* _Task goal_: Every record that follows must be duplicated exactly, with images left out.

[Data extract start]

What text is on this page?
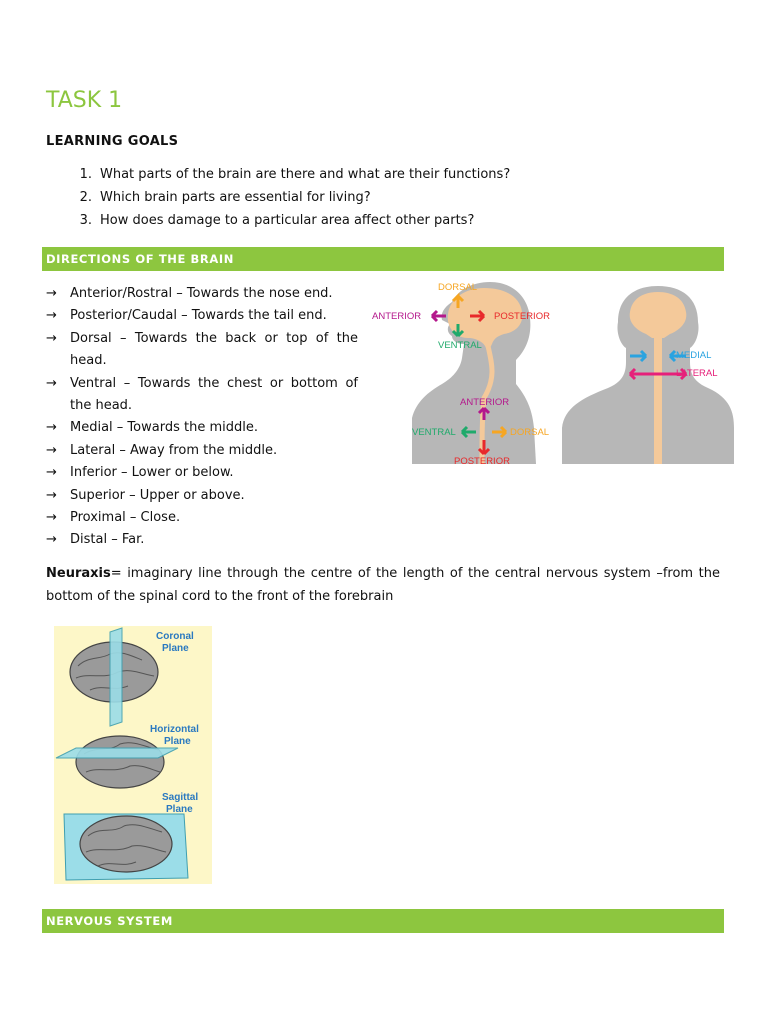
TASK 1
LEARNING GOALS
1. What parts of the brain are there and what are their functions?
2. Which brain parts are essential for living?
3. How does damage to a particular area affect other parts?
DIRECTIONS OF THE BRAIN
→	Anterior/Rostral – Towards the nose end.
→	Posterior/Caudal – Towards the tail end.
→	Dorsal – Towards the back or top of the head.
→	Ventral – Towards the chest or bottom of the head.
→	Medial – Towards the middle.
→	Lateral – Away from the middle.
→	Inferior – Lower or below.
→	Superior – Upper or above.
→	Proximal – Close.
→	Distal – Far.
DORSAL
ANTERIOR	POSTERIOR
VENTRAL
ANTERIOR
VENTRAL	DORSAL
POSTERIOR
MEDIAL
LATERAL

Neuraxis= imaginary line through the centre of the length of the central nervous system –from the bottom of the spinal cord to the front of the forebrain

Coronal
Plane
Horizontal
Plane
Sagittal
Plane
NERVOUS SYSTEM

[Data extract end]

* _Task response_:
What text is on this page?
TASK 1
LEARNING GOALS
1. What parts of the brain are there and what are their functions?
2. Which brain parts are essential for living?
3. How does damage to a particular area affect other parts?
DIRECTIONS OF THE BRAIN
→	Anterior/Rostral – Towards the nose end.
→	Posterior/Caudal – Towards the tail end.
→	Dorsal – Towards the back or top of the head.
→	Ventral – Towards the chest or bottom of the head.
→	Medial – Towards the middle.
→	Lateral – Away from the middle.
→	Inferior – Lower or below.
→	Superior – Upper or above.
→	Proximal – Close.
→	Distal – Far.
DORSAL
ANTERIOR	POSTERIOR
VENTRAL
ANTERIOR
VENTRAL	DORSAL
POSTERIOR
MEDIAL
LATERAL

Neuraxis= imaginary line through the centre of the length of the central nervous system –from the bottom of the spinal cord to the front of the forebrain

Coronal
Plane
Horizontal
Plane
Sagittal
Plane
NERVOUS SYSTEM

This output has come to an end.